#### OBJECTIVE
Transcribe the material below exactly as it appears.

#### STORED DATA
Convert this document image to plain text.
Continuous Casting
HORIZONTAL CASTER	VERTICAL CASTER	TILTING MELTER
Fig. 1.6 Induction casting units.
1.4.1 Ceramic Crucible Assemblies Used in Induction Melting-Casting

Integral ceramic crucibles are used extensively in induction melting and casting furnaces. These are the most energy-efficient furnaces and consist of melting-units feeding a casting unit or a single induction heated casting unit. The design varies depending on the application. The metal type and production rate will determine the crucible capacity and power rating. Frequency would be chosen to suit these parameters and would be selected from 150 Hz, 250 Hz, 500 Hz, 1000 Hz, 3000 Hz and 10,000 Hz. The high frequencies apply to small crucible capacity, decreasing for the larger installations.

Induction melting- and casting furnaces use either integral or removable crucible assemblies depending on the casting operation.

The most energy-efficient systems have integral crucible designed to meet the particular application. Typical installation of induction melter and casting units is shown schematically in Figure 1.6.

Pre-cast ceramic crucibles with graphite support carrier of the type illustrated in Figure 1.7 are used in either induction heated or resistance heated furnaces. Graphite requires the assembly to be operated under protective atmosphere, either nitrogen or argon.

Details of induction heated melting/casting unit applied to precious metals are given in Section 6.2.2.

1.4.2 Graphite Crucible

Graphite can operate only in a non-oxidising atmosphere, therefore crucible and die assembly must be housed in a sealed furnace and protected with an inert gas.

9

#### ANSWER TO THE TASK
Convert this document image to plain text.
Continuous Casting
HORIZONTAL CASTER	VERTICAL CASTER	TILTING MELTER
Fig. 1.6 Induction casting units.
1.4.1 Ceramic Crucible Assemblies Used in Induction Melting-Casting

Integral ceramic crucibles are used extensively in induction melting and casting furnaces. These are the most energy-efficient furnaces and consist of melting-units feeding a casting unit or a single induction heated casting unit. The design varies depending on the application. The metal type and production rate will determine the crucible capacity and power rating. Frequency would be chosen to suit these parameters and would be selected from 150 Hz, 250 Hz, 500 Hz, 1000 Hz, 3000 Hz and 10,000 Hz. The high frequencies apply to small crucible capacity, decreasing for the larger installations.

Induction melting- and casting furnaces use either integral or removable crucible assemblies depending on the casting operation.

The most energy-efficient systems have integral crucible designed to meet the particular application. Typical installation of induction melter and casting units is shown schematically in Figure 1.6.

Pre-cast ceramic crucibles with graphite support carrier of the type illustrated in Figure 1.7 are used in either induction heated or resistance heated furnaces. Graphite requires the assembly to be operated under protective atmosphere, either nitrogen or argon.

Details of induction heated melting/casting unit applied to precious metals are given in Section 6.2.2.

1.4.2 Graphite Crucible

Graphite can operate only in a non-oxidising atmosphere, therefore crucible and die assembly must be housed in a sealed furnace and protected with an inert gas.

9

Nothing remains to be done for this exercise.